Rewrite all the items below, changing every "option-label" to "choice-label" and leaving everything else untouched.

•••••

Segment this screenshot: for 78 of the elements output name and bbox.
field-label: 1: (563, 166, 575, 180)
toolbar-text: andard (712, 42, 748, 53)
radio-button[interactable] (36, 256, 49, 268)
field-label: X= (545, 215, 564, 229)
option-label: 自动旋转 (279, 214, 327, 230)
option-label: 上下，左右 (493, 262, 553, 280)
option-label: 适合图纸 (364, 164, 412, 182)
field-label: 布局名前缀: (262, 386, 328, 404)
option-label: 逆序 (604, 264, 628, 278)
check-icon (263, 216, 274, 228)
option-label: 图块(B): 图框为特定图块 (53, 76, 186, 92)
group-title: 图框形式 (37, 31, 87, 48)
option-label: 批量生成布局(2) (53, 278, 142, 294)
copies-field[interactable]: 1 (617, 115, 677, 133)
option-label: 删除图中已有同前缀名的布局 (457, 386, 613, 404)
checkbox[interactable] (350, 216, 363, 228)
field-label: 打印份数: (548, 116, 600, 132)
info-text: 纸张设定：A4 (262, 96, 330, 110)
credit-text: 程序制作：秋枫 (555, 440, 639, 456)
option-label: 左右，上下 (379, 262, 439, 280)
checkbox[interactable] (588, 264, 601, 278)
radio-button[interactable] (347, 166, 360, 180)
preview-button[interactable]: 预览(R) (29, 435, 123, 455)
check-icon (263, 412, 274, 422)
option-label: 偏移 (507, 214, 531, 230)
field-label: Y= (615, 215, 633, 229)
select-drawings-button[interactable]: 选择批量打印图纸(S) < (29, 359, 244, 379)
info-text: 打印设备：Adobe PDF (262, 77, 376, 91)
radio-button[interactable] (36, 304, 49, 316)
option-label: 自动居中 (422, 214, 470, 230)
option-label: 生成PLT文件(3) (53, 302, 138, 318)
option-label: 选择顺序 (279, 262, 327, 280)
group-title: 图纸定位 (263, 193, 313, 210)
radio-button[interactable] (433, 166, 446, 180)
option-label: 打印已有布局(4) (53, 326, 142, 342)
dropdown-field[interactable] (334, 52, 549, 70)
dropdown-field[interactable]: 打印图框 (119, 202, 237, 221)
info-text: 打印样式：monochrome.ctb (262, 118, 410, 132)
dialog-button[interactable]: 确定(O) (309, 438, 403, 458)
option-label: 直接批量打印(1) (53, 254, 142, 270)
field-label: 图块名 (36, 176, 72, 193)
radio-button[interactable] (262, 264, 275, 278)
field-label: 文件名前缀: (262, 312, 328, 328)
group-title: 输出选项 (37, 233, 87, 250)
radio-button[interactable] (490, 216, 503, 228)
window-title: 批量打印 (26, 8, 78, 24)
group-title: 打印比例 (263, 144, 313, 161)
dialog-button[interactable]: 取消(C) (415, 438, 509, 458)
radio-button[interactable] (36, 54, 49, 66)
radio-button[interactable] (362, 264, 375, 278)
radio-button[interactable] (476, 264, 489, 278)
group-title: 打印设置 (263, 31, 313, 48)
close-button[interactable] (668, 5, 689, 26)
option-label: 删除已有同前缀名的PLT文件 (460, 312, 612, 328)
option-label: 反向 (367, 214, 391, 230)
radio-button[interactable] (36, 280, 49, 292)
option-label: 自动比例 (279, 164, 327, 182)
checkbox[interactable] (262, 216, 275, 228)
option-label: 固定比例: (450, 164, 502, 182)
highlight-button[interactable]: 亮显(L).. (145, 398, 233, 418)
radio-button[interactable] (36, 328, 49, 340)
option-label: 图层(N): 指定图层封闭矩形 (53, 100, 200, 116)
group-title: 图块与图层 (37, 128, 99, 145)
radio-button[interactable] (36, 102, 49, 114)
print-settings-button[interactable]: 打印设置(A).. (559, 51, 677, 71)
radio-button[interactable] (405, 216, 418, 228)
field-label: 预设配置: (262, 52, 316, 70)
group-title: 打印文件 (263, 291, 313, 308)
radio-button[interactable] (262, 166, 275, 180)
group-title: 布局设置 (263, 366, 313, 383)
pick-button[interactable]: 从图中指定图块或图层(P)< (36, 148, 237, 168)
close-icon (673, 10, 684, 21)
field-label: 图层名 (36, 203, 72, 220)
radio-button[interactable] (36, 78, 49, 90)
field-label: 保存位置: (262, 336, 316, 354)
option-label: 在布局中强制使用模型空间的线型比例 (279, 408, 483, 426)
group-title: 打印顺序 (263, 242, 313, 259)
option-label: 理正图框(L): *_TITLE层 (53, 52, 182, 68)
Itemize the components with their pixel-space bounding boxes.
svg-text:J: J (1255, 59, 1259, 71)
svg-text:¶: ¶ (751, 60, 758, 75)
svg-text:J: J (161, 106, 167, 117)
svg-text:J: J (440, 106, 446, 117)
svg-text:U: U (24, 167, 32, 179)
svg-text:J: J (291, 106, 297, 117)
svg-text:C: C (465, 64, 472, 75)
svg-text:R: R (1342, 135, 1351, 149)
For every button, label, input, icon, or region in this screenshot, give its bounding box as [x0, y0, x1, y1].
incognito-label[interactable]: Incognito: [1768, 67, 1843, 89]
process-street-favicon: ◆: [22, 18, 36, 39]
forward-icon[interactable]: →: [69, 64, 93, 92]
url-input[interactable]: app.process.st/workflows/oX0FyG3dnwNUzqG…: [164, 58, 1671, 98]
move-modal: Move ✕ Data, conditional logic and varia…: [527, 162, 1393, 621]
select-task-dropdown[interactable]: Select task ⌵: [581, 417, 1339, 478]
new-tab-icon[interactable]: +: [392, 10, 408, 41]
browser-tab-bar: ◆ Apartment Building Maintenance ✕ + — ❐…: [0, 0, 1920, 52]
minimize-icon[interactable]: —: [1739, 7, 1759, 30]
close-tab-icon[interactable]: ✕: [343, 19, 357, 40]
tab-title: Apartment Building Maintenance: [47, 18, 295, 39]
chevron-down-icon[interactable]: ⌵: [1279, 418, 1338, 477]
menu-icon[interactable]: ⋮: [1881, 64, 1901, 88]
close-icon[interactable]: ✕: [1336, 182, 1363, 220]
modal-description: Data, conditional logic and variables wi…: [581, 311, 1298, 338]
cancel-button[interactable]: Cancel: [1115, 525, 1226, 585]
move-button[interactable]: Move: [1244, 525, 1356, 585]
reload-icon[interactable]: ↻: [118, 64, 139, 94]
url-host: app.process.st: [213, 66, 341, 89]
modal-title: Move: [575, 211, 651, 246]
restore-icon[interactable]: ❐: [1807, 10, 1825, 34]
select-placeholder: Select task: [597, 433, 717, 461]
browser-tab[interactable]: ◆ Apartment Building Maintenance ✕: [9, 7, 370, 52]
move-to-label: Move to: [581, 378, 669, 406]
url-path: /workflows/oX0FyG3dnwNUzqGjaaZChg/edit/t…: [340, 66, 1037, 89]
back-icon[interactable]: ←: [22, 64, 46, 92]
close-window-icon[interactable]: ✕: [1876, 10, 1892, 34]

•••••

WRITTEN ANSWER >>
Segment this screenshot: for 78 of the elements output name and bbox.
field-label: 1: (563, 166, 575, 180)
toolbar-text: andard (712, 42, 748, 53)
radio-button[interactable] (36, 256, 49, 268)
field-label: X= (545, 215, 564, 229)
choice-label: 自动旋转 (279, 214, 327, 230)
choice-label: 上下，左右 (493, 262, 553, 280)
choice-label: 适合图纸 (364, 164, 412, 182)
field-label: 布局名前缀: (262, 386, 328, 404)
choice-label: 逆序 (604, 264, 628, 278)
check-icon (263, 216, 274, 228)
choice-label: 图块(B): 图框为特定图块 (53, 76, 186, 92)
group-title: 图框形式 (37, 31, 87, 48)
choice-label: 批量生成布局(2) (53, 278, 142, 294)
copies-field[interactable]: 1 (617, 115, 677, 133)
choice-label: 删除图中已有同前缀名的布局 (457, 386, 613, 404)
checkbox[interactable] (350, 216, 363, 228)
field-label: 打印份数: (548, 116, 600, 132)
info-text: 纸张设定：A4 (262, 96, 330, 110)
credit-text: 程序制作：秋枫 (555, 440, 639, 456)
choice-label: 左右，上下 (379, 262, 439, 280)
checkbox[interactable] (588, 264, 601, 278)
radio-button[interactable] (347, 166, 360, 180)
preview-button[interactable]: 预览(R) (29, 435, 123, 455)
check-icon (263, 412, 274, 422)
choice-label: 偏移 (507, 214, 531, 230)
field-label: Y= (615, 215, 633, 229)
select-drawings-button[interactable]: 选择批量打印图纸(S) < (29, 359, 244, 379)
info-text: 打印设备：Adobe PDF (262, 77, 376, 91)
radio-button[interactable] (36, 304, 49, 316)
choice-label: 自动居中 (422, 214, 470, 230)
choice-label: 生成PLT文件(3) (53, 302, 138, 318)
choice-label: 选择顺序 (279, 262, 327, 280)
group-title: 图纸定位 (263, 193, 313, 210)
radio-button[interactable] (433, 166, 446, 180)
choice-label: 打印已有布局(4) (53, 326, 142, 342)
dropdown-field[interactable] (334, 52, 549, 70)
dropdown-field[interactable]: 打印图框 (119, 202, 237, 221)
info-text: 打印样式：monochrome.ctb (262, 118, 410, 132)
dialog-button[interactable]: 确定(O) (309, 438, 403, 458)
choice-label: 直接批量打印(1) (53, 254, 142, 270)
field-label: 图块名 (36, 176, 72, 193)
radio-button[interactable] (262, 264, 275, 278)
field-label: 文件名前缀: (262, 312, 328, 328)
group-title: 输出选项 (37, 233, 87, 250)
radio-button[interactable] (490, 216, 503, 228)
window-title: 批量打印 (26, 8, 78, 24)
group-title: 打印比例 (263, 144, 313, 161)
dialog-button[interactable]: 取消(C) (415, 438, 509, 458)
radio-button[interactable] (36, 54, 49, 66)
radio-button[interactable] (362, 264, 375, 278)
radio-button[interactable] (476, 264, 489, 278)
group-title: 打印设置 (263, 31, 313, 48)
close-button[interactable] (668, 5, 689, 26)
choice-label: 删除已有同前缀名的PLT文件 (460, 312, 612, 328)
choice-label: 反向 (367, 214, 391, 230)
radio-button[interactable] (36, 280, 49, 292)
choice-label: 自动比例 (279, 164, 327, 182)
checkbox[interactable] (262, 216, 275, 228)
choice-label: 固定比例: (450, 164, 502, 182)
highlight-button[interactable]: 亮显(L).. (145, 398, 233, 418)
radio-button[interactable] (36, 328, 49, 340)
choice-label: 图层(N): 指定图层封闭矩形 (53, 100, 200, 116)
group-title: 图块与图层 (37, 128, 99, 145)
radio-button[interactable] (36, 102, 49, 114)
print-settings-button[interactable]: 打印设置(A).. (559, 51, 677, 71)
radio-button[interactable] (405, 216, 418, 228)
field-label: 预设配置: (262, 52, 316, 70)
group-title: 打印文件 (263, 291, 313, 308)
radio-button[interactable] (262, 166, 275, 180)
group-title: 布局设置 (263, 366, 313, 383)
pick-button[interactable]: 从图中指定图块或图层(P)< (36, 148, 237, 168)
close-icon (673, 10, 684, 21)
field-label: 图层名 (36, 203, 72, 220)
radio-button[interactable] (36, 78, 49, 90)
field-label: 保存位置: (262, 336, 316, 354)
choice-label: 在布局中强制使用模型空间的线型比例 (279, 408, 483, 426)
group-title: 打印顺序 (263, 242, 313, 259)
choice-label: 理正图框(L): *_TITLE层 (53, 52, 182, 68)
Itemize the components with their pixel-space bounding boxes.
svg-text:J: J (1255, 59, 1259, 71)
svg-text:¶: ¶ (751, 60, 758, 75)
svg-text:J: J (161, 106, 167, 117)
svg-text:J: J (440, 106, 446, 117)
svg-text:U: U (24, 167, 32, 179)
svg-text:J: J (291, 106, 297, 117)
svg-text:C: C (465, 64, 472, 75)
svg-text:R: R (1342, 135, 1351, 149)
For every button, label, input, icon, or region in this screenshot, give its bounding box as [x0, y0, x1, y1].
incognito-label[interactable]: Incognito: [1768, 67, 1843, 89]
process-street-favicon: ◆: [22, 18, 36, 39]
forward-icon[interactable]: →: [69, 64, 93, 92]
url-input[interactable]: app.process.st/workflows/oX0FyG3dnwNUzqG…: [164, 58, 1671, 98]
move-modal: Move ✕ Data, conditional logic and varia…: [527, 162, 1393, 621]
select-task-dropdown[interactable]: Select task ⌵: [581, 417, 1339, 478]
new-tab-icon[interactable]: +: [392, 10, 408, 41]
browser-tab-bar: ◆ Apartment Building Maintenance ✕ + — ❐…: [0, 0, 1920, 52]
minimize-icon[interactable]: —: [1739, 7, 1759, 30]
close-tab-icon[interactable]: ✕: [343, 19, 357, 40]
tab-title: Apartment Building Maintenance: [47, 18, 295, 39]
chevron-down-icon[interactable]: ⌵: [1279, 418, 1338, 477]
menu-icon[interactable]: ⋮: [1881, 64, 1901, 88]
close-icon[interactable]: ✕: [1336, 182, 1363, 220]
modal-description: Data, conditional logic and variables wi…: [581, 311, 1298, 338]
cancel-button[interactable]: Cancel: [1115, 525, 1226, 585]
move-button[interactable]: Move: [1244, 525, 1356, 585]
reload-icon[interactable]: ↻: [118, 64, 139, 94]
url-host: app.process.st: [213, 66, 341, 89]
modal-title: Move: [575, 211, 651, 246]
restore-icon[interactable]: ❐: [1807, 10, 1825, 34]
select-placeholder: Select task: [597, 433, 717, 461]
browser-tab[interactable]: ◆ Apartment Building Maintenance ✕: [9, 7, 370, 52]
move-to-label: Move to: [581, 378, 669, 406]
url-path: /workflows/oX0FyG3dnwNUzqGjaaZChg/edit/t…: [340, 66, 1037, 89]
back-icon[interactable]: ←: [22, 64, 46, 92]
close-window-icon[interactable]: ✕: [1876, 10, 1892, 34]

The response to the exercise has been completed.